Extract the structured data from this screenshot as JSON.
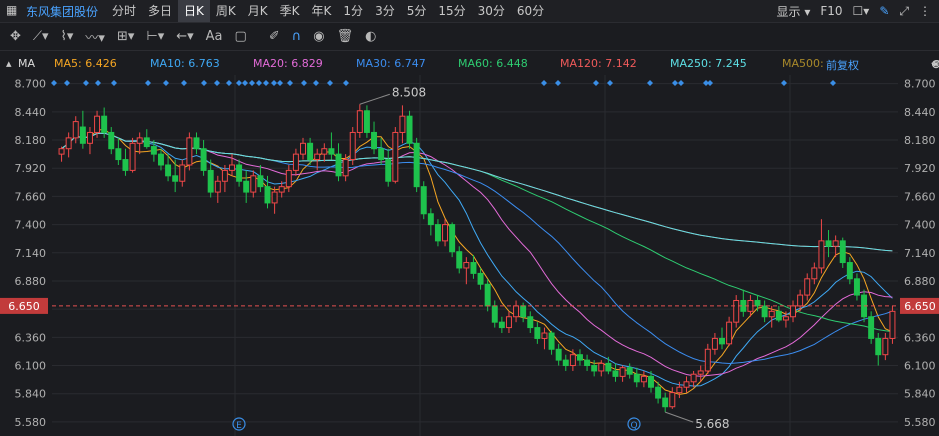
{
  "app": {
    "stock_name": "东风集团股份",
    "window_icon": "grid-icon"
  },
  "tabs": [
    {
      "label": "分时",
      "active": false
    },
    {
      "label": "多日",
      "active": false
    },
    {
      "label": "日K",
      "active": true
    },
    {
      "label": "周K",
      "active": false
    },
    {
      "label": "月K",
      "active": false
    },
    {
      "label": "季K",
      "active": false
    },
    {
      "label": "年K",
      "active": false
    },
    {
      "label": "1分",
      "active": false
    },
    {
      "label": "3分",
      "active": false
    },
    {
      "label": "5分",
      "active": false
    },
    {
      "label": "15分",
      "active": false
    },
    {
      "label": "30分",
      "active": false
    },
    {
      "label": "60分",
      "active": false
    }
  ],
  "topbar_right": {
    "display_label": "显示",
    "f10_label": "F10"
  },
  "toolbar": {
    "text_tool": "Aa"
  },
  "indicator": {
    "name": "MA",
    "restore_label": "前复权",
    "items": [
      {
        "label": "MA5: 6.426",
        "color": "#f5a623"
      },
      {
        "label": "MA10: 6.763",
        "color": "#3fa9f5"
      },
      {
        "label": "MA20: 6.829",
        "color": "#e36bd8"
      },
      {
        "label": "MA30: 6.747",
        "color": "#3b8df0"
      },
      {
        "label": "MA60: 6.448",
        "color": "#2ecc71"
      },
      {
        "label": "MA120: 7.142",
        "color": "#f05a5a"
      },
      {
        "label": "MA250: 7.245",
        "color": "#5ee0e6"
      },
      {
        "label": "MA500:",
        "color": "#a8892a"
      }
    ]
  },
  "colors": {
    "up": "#f04848",
    "down": "#1ec24d",
    "current_price": "#e45050",
    "marker": "#3a8ee6"
  },
  "chart_data": {
    "type": "candlestick",
    "ylim": [
      5.45,
      8.78
    ],
    "yticks": [
      "8.700",
      "8.440",
      "8.180",
      "7.920",
      "7.660",
      "7.400",
      "7.140",
      "6.880",
      "6.620",
      "6.360",
      "6.100",
      "5.840",
      "5.580"
    ],
    "current_price": "6.650",
    "high_annotation": "8.508",
    "low_annotation": "5.668",
    "event_markers": [
      "E",
      "Q"
    ],
    "ohlc": [
      [
        8.05,
        8.12,
        7.98,
        8.1
      ],
      [
        8.1,
        8.25,
        8.02,
        8.2
      ],
      [
        8.2,
        8.4,
        8.15,
        8.35
      ],
      [
        8.3,
        8.45,
        8.1,
        8.15
      ],
      [
        8.15,
        8.3,
        8.05,
        8.25
      ],
      [
        8.25,
        8.45,
        8.2,
        8.4
      ],
      [
        8.4,
        8.48,
        8.2,
        8.25
      ],
      [
        8.25,
        8.3,
        8.05,
        8.1
      ],
      [
        8.1,
        8.2,
        7.95,
        8.0
      ],
      [
        8.0,
        8.1,
        7.85,
        7.9
      ],
      [
        7.9,
        8.2,
        7.88,
        8.15
      ],
      [
        8.15,
        8.25,
        8.05,
        8.2
      ],
      [
        8.2,
        8.28,
        8.1,
        8.12
      ],
      [
        8.12,
        8.18,
        7.98,
        8.05
      ],
      [
        8.05,
        8.1,
        7.9,
        7.95
      ],
      [
        7.95,
        8.05,
        7.8,
        7.85
      ],
      [
        7.85,
        8.0,
        7.7,
        7.8
      ],
      [
        7.8,
        8.0,
        7.75,
        7.95
      ],
      [
        7.95,
        8.25,
        7.9,
        8.2
      ],
      [
        8.2,
        8.25,
        8.05,
        8.1
      ],
      [
        8.1,
        8.18,
        7.85,
        7.9
      ],
      [
        7.9,
        8.0,
        7.65,
        7.7
      ],
      [
        7.7,
        7.85,
        7.6,
        7.8
      ],
      [
        7.8,
        7.95,
        7.7,
        7.9
      ],
      [
        7.9,
        8.05,
        7.85,
        7.95
      ],
      [
        7.95,
        8.0,
        7.75,
        7.8
      ],
      [
        7.8,
        7.9,
        7.6,
        7.7
      ],
      [
        7.7,
        7.9,
        7.65,
        7.85
      ],
      [
        7.85,
        7.95,
        7.7,
        7.75
      ],
      [
        7.75,
        7.85,
        7.55,
        7.6
      ],
      [
        7.6,
        7.75,
        7.5,
        7.7
      ],
      [
        7.7,
        7.8,
        7.65,
        7.75
      ],
      [
        7.75,
        7.95,
        7.7,
        7.9
      ],
      [
        7.9,
        8.1,
        7.85,
        8.05
      ],
      [
        8.05,
        8.2,
        8.0,
        8.15
      ],
      [
        8.15,
        8.2,
        7.95,
        8.0
      ],
      [
        8.0,
        8.1,
        7.9,
        8.05
      ],
      [
        8.05,
        8.15,
        7.98,
        8.1
      ],
      [
        8.1,
        8.25,
        8.0,
        8.05
      ],
      [
        8.05,
        8.15,
        7.8,
        7.85
      ],
      [
        7.85,
        8.05,
        7.8,
        8.0
      ],
      [
        8.0,
        8.3,
        7.95,
        8.25
      ],
      [
        8.25,
        8.51,
        8.2,
        8.45
      ],
      [
        8.45,
        8.5,
        8.2,
        8.25
      ],
      [
        8.25,
        8.35,
        8.05,
        8.1
      ],
      [
        8.1,
        8.2,
        7.95,
        8.0
      ],
      [
        8.0,
        8.1,
        7.75,
        7.8
      ],
      [
        7.8,
        8.3,
        7.78,
        8.25
      ],
      [
        8.25,
        8.5,
        8.15,
        8.4
      ],
      [
        8.4,
        8.45,
        8.1,
        8.15
      ],
      [
        8.15,
        8.2,
        7.7,
        7.75
      ],
      [
        7.75,
        7.8,
        7.45,
        7.5
      ],
      [
        7.5,
        7.55,
        7.3,
        7.4
      ],
      [
        7.4,
        7.45,
        7.2,
        7.25
      ],
      [
        7.25,
        7.45,
        7.2,
        7.4
      ],
      [
        7.4,
        7.42,
        7.1,
        7.15
      ],
      [
        7.15,
        7.2,
        6.95,
        7.0
      ],
      [
        7.0,
        7.1,
        6.85,
        7.05
      ],
      [
        7.05,
        7.12,
        6.9,
        6.95
      ],
      [
        6.95,
        7.0,
        6.8,
        6.85
      ],
      [
        6.85,
        6.9,
        6.6,
        6.65
      ],
      [
        6.65,
        6.7,
        6.45,
        6.5
      ],
      [
        6.5,
        6.55,
        6.4,
        6.45
      ],
      [
        6.45,
        6.6,
        6.4,
        6.55
      ],
      [
        6.55,
        6.7,
        6.5,
        6.65
      ],
      [
        6.65,
        6.68,
        6.5,
        6.55
      ],
      [
        6.55,
        6.6,
        6.4,
        6.45
      ],
      [
        6.45,
        6.5,
        6.3,
        6.35
      ],
      [
        6.35,
        6.45,
        6.25,
        6.4
      ],
      [
        6.4,
        6.42,
        6.2,
        6.25
      ],
      [
        6.25,
        6.3,
        6.1,
        6.15
      ],
      [
        6.15,
        6.2,
        6.05,
        6.1
      ],
      [
        6.1,
        6.25,
        6.05,
        6.2
      ],
      [
        6.2,
        6.25,
        6.1,
        6.15
      ],
      [
        6.15,
        6.2,
        6.05,
        6.1
      ],
      [
        6.1,
        6.15,
        6.0,
        6.05
      ],
      [
        6.05,
        6.15,
        6.0,
        6.12
      ],
      [
        6.12,
        6.18,
        6.02,
        6.05
      ],
      [
        6.05,
        6.12,
        5.95,
        6.0
      ],
      [
        6.0,
        6.1,
        5.95,
        6.08
      ],
      [
        6.08,
        6.12,
        5.98,
        6.02
      ],
      [
        6.02,
        6.08,
        5.9,
        5.95
      ],
      [
        5.95,
        6.05,
        5.9,
        6.0
      ],
      [
        6.0,
        6.05,
        5.85,
        5.9
      ],
      [
        5.9,
        5.95,
        5.75,
        5.8
      ],
      [
        5.8,
        5.85,
        5.67,
        5.72
      ],
      [
        5.72,
        5.9,
        5.7,
        5.85
      ],
      [
        5.85,
        5.95,
        5.8,
        5.9
      ],
      [
        5.9,
        6.0,
        5.85,
        5.95
      ],
      [
        5.95,
        6.05,
        5.9,
        6.02
      ],
      [
        6.02,
        6.1,
        5.95,
        6.05
      ],
      [
        6.05,
        6.3,
        6.02,
        6.25
      ],
      [
        6.25,
        6.4,
        6.2,
        6.35
      ],
      [
        6.35,
        6.45,
        6.25,
        6.3
      ],
      [
        6.3,
        6.55,
        6.28,
        6.5
      ],
      [
        6.5,
        6.75,
        6.45,
        6.7
      ],
      [
        6.7,
        6.8,
        6.55,
        6.6
      ],
      [
        6.6,
        6.75,
        6.55,
        6.7
      ],
      [
        6.7,
        6.75,
        6.6,
        6.65
      ],
      [
        6.65,
        6.7,
        6.5,
        6.55
      ],
      [
        6.55,
        6.65,
        6.45,
        6.6
      ],
      [
        6.6,
        6.65,
        6.5,
        6.52
      ],
      [
        6.52,
        6.6,
        6.45,
        6.55
      ],
      [
        6.55,
        6.7,
        6.5,
        6.65
      ],
      [
        6.65,
        6.8,
        6.6,
        6.75
      ],
      [
        6.75,
        6.95,
        6.7,
        6.9
      ],
      [
        6.9,
        7.05,
        6.85,
        7.0
      ],
      [
        7.0,
        7.45,
        6.95,
        7.25
      ],
      [
        7.25,
        7.35,
        7.1,
        7.2
      ],
      [
        7.2,
        7.3,
        7.1,
        7.25
      ],
      [
        7.25,
        7.28,
        7.0,
        7.05
      ],
      [
        7.05,
        7.1,
        6.85,
        6.9
      ],
      [
        6.9,
        6.95,
        6.7,
        6.75
      ],
      [
        6.75,
        6.8,
        6.5,
        6.55
      ],
      [
        6.55,
        6.6,
        6.3,
        6.35
      ],
      [
        6.35,
        6.4,
        6.1,
        6.2
      ],
      [
        6.2,
        6.4,
        6.15,
        6.35
      ],
      [
        6.35,
        6.65,
        6.3,
        6.6
      ]
    ]
  }
}
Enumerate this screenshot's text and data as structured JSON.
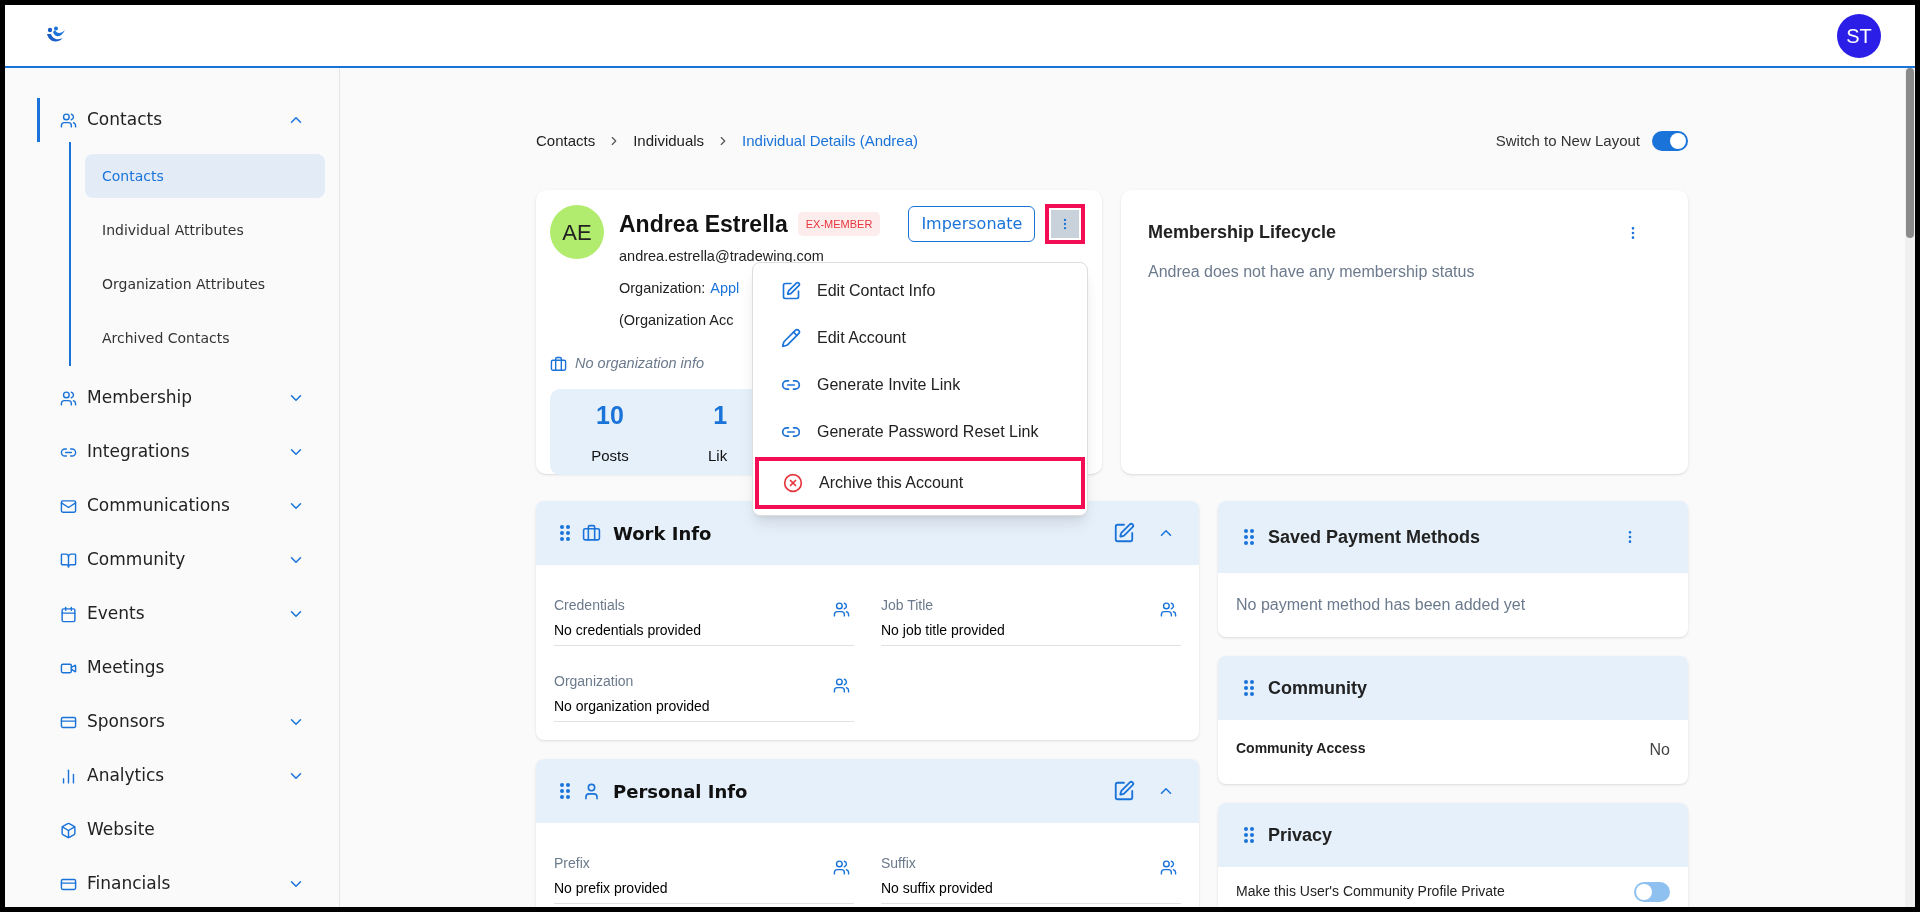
{
  "header": {
    "avatar": "ST"
  },
  "sidebar": {
    "items": [
      {
        "label": "Contacts",
        "kind": "group",
        "expanded": true,
        "active": true,
        "children": [
          {
            "label": "Contacts",
            "selected": true
          },
          {
            "label": "Individual Attributes",
            "selected": false
          },
          {
            "label": "Organization Attributes",
            "selected": false
          },
          {
            "label": "Archived Contacts",
            "selected": false
          }
        ]
      },
      {
        "label": "Membership",
        "kind": "group",
        "expanded": false,
        "active": false
      },
      {
        "label": "Integrations",
        "kind": "group",
        "expanded": false,
        "active": false
      },
      {
        "label": "Communications",
        "kind": "group",
        "expanded": false,
        "active": false
      },
      {
        "label": "Community",
        "kind": "group",
        "expanded": false,
        "active": false
      },
      {
        "label": "Events",
        "kind": "group",
        "expanded": false,
        "active": false
      },
      {
        "label": "Meetings",
        "kind": "link",
        "active": false
      },
      {
        "label": "Sponsors",
        "kind": "group",
        "expanded": false,
        "active": false
      },
      {
        "label": "Analytics",
        "kind": "group",
        "expanded": false,
        "active": false
      },
      {
        "label": "Website",
        "kind": "link",
        "active": false
      },
      {
        "label": "Financials",
        "kind": "group",
        "expanded": false,
        "active": false
      }
    ]
  },
  "breadcrumb": [
    "Contacts",
    "Individuals",
    "Individual Details (Andrea)"
  ],
  "layout_switch": {
    "label": "Switch to New Layout",
    "on": true
  },
  "profile": {
    "initials": "AE",
    "name": "Andrea Estrella",
    "badge": "EX-MEMBER",
    "email": "andrea.estrella@tradewing.com",
    "organization_label": "Organization:",
    "organization_link": "Appl",
    "organization_note": "(Organization Acc",
    "impersonate": "Impersonate",
    "more_highlighted": true,
    "no_org": "No organization info",
    "stats": [
      {
        "value": "10",
        "label": "Posts"
      },
      {
        "value": "1",
        "label": "Lik"
      }
    ]
  },
  "actions_menu": [
    {
      "label": "Edit Contact Info",
      "kind": "edit",
      "highlighted": false
    },
    {
      "label": "Edit Account",
      "kind": "pencil",
      "highlighted": false
    },
    {
      "label": "Generate Invite Link",
      "kind": "link",
      "highlighted": false
    },
    {
      "label": "Generate Password Reset Link",
      "kind": "link",
      "highlighted": false
    },
    {
      "label": "Archive this Account",
      "kind": "danger",
      "highlighted": true
    }
  ],
  "membership": {
    "title": "Membership Lifecycle",
    "text": "Andrea does not have any membership status"
  },
  "work_info": {
    "title": "Work Info",
    "fields": [
      {
        "label": "Credentials",
        "value": "No credentials provided"
      },
      {
        "label": "Job Title",
        "value": "No job title provided"
      },
      {
        "label": "Organization",
        "value": "No organization provided"
      }
    ]
  },
  "personal_info": {
    "title": "Personal Info",
    "fields": [
      {
        "label": "Prefix",
        "value": "No prefix provided"
      },
      {
        "label": "Suffix",
        "value": "No suffix provided"
      }
    ]
  },
  "payment": {
    "title": "Saved Payment Methods",
    "text": "No payment method has been added yet"
  },
  "community": {
    "title": "Community",
    "label": "Community Access",
    "value": "No"
  },
  "privacy": {
    "title": "Privacy",
    "label": "Make this User's Community Profile Private",
    "on": false
  }
}
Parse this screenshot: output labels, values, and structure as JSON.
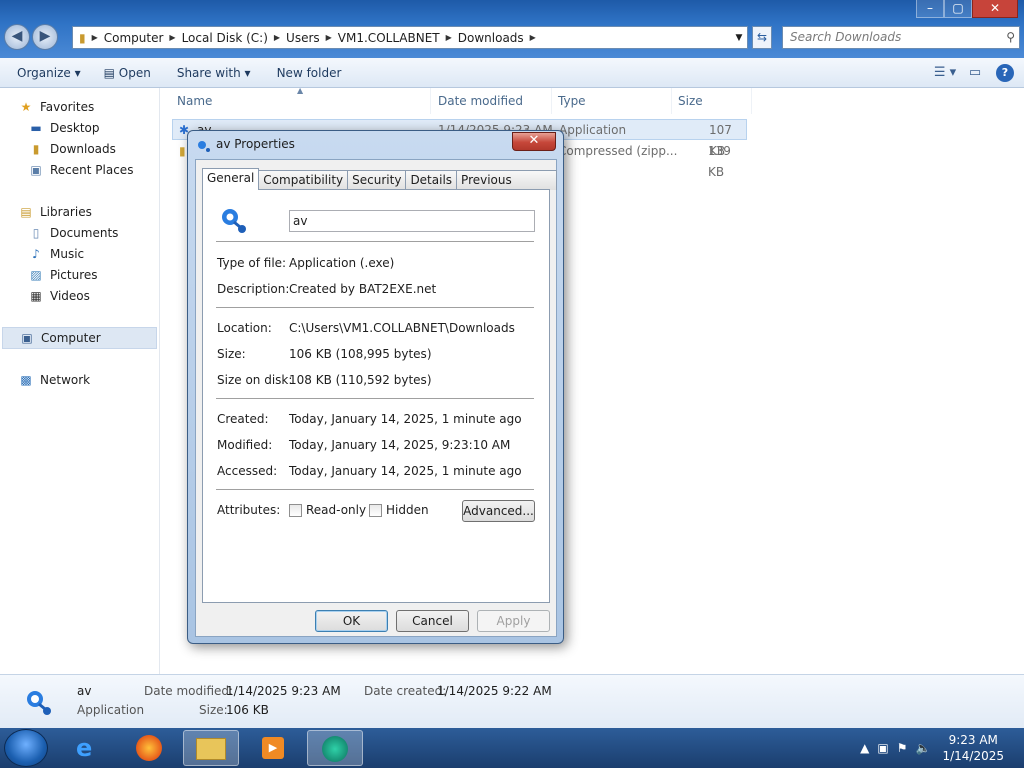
_____
> PROBLEM TO WORK ON
Gather each line from the listing above that holds "Generate".

> EXERCISE RESPONSE
      "label": "Generate Invite Link",
      "label": "Generate Password Reset Link",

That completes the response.